[DATASET ENTRIES]:
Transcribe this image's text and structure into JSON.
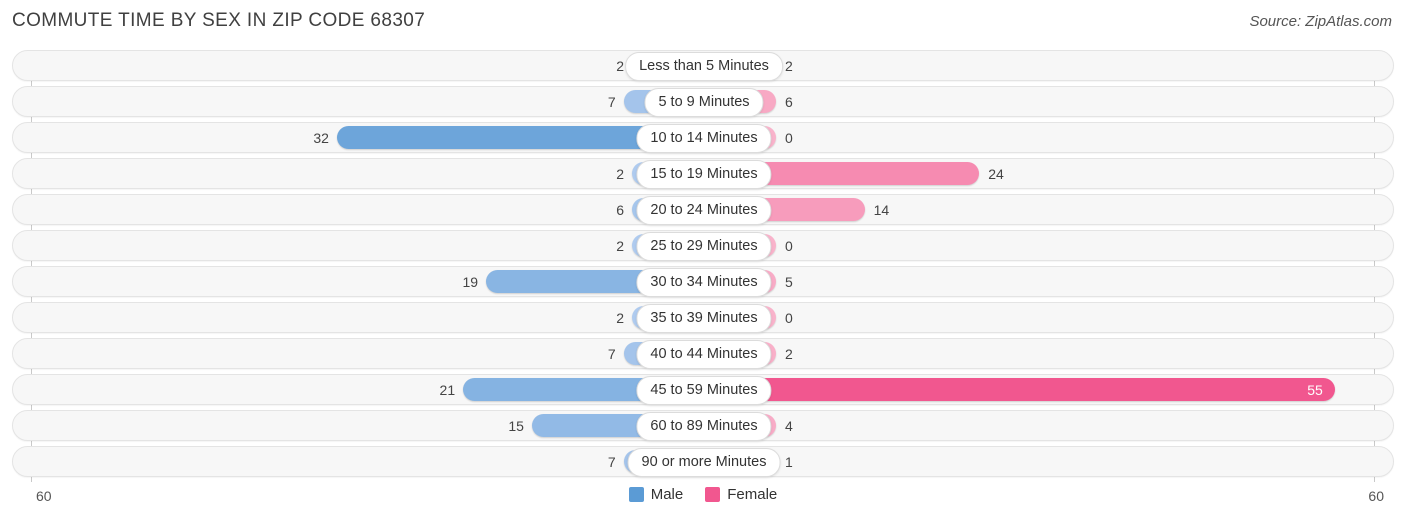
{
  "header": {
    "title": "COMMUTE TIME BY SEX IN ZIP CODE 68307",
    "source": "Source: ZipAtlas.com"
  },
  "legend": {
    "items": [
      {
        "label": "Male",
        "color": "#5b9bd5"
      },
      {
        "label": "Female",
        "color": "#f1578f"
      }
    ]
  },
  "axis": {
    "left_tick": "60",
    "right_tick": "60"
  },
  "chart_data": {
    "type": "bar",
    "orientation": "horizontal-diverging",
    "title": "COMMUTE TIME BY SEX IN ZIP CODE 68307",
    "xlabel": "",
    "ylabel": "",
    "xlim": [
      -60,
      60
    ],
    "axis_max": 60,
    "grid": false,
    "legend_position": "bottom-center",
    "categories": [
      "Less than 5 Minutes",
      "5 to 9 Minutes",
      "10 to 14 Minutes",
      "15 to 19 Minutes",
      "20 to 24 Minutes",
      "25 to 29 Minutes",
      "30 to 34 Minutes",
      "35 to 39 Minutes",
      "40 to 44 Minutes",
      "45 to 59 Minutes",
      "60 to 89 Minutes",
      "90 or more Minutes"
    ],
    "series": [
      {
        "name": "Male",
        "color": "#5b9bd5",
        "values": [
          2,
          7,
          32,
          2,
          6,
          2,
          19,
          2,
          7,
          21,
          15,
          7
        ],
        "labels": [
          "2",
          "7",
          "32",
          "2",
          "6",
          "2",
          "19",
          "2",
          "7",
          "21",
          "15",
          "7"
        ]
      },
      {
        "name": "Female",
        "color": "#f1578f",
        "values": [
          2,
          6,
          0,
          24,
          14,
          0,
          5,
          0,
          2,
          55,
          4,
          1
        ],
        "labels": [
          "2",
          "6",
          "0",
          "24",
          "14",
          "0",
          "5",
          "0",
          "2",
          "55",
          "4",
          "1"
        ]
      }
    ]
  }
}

* * *

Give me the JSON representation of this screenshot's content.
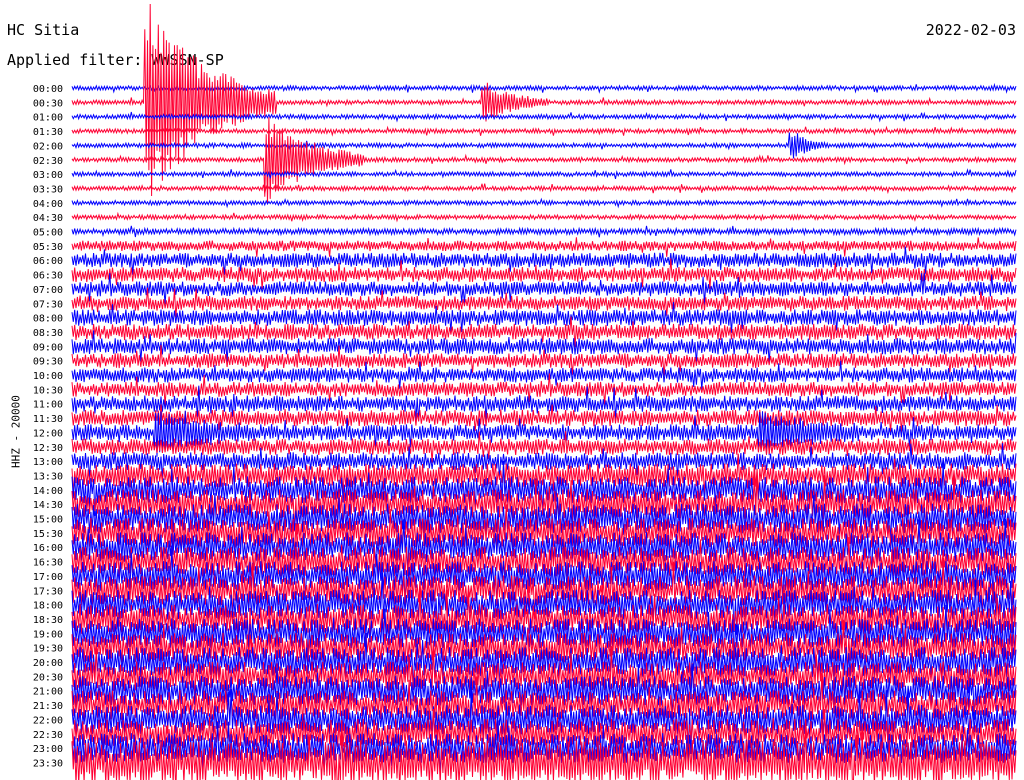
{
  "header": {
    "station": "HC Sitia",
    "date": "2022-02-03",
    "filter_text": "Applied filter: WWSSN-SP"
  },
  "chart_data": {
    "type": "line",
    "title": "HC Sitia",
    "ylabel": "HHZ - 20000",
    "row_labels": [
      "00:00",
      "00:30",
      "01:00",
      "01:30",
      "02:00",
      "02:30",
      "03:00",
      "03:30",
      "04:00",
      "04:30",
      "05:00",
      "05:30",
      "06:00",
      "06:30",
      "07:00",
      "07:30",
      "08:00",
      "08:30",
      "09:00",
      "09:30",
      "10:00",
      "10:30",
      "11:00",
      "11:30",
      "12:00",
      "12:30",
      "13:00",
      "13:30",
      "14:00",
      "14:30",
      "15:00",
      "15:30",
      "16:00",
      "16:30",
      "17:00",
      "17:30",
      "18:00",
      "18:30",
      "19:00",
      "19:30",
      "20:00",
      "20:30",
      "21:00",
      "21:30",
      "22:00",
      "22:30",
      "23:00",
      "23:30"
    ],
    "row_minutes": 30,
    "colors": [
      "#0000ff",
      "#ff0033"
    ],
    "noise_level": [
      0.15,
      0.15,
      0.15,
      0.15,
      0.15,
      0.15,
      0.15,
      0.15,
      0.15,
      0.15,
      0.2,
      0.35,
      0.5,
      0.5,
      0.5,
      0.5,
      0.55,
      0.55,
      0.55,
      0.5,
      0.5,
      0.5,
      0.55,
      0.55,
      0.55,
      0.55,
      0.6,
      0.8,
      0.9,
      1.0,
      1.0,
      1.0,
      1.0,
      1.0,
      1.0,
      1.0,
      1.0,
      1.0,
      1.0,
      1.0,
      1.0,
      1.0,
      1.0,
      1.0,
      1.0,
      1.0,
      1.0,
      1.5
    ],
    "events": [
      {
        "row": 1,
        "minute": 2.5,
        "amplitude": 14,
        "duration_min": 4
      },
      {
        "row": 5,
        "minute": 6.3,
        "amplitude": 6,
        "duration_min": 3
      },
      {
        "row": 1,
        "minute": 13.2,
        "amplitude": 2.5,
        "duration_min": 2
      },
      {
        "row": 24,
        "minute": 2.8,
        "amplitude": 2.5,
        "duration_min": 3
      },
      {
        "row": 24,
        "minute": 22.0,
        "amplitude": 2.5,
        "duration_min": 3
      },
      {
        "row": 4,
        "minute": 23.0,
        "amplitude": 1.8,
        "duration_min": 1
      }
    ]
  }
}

...

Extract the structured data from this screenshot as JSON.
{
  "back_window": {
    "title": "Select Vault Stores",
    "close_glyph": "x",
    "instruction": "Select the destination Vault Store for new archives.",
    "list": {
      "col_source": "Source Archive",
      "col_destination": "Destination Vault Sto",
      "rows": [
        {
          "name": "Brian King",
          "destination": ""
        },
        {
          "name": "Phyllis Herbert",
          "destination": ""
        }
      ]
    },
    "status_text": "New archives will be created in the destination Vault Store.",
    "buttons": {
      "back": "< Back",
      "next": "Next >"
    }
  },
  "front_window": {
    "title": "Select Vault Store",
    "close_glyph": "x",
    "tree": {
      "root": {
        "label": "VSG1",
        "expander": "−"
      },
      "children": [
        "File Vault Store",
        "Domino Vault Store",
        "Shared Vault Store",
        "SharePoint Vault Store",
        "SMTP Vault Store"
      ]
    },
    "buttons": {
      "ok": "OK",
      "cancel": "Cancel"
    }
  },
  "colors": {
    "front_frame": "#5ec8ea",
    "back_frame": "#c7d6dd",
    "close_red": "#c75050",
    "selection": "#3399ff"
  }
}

[JOB]: Look for "Vault" and pull out every line that has it.

[ANSWER TO THE PROBLEM]:
    "title": "Select Vault Stores",
    "instruction": "Select the destination Vault Store for new archives.",
      "col_destination": "Destination Vault Sto",
    "status_text": "New archives will be created in the destination Vault Store.",
    "title": "Select Vault Store",
        "File Vault Store",
        "Domino Vault Store",
        "Shared Vault Store",
        "SharePoint Vault Store",
        "SMTP Vault Store"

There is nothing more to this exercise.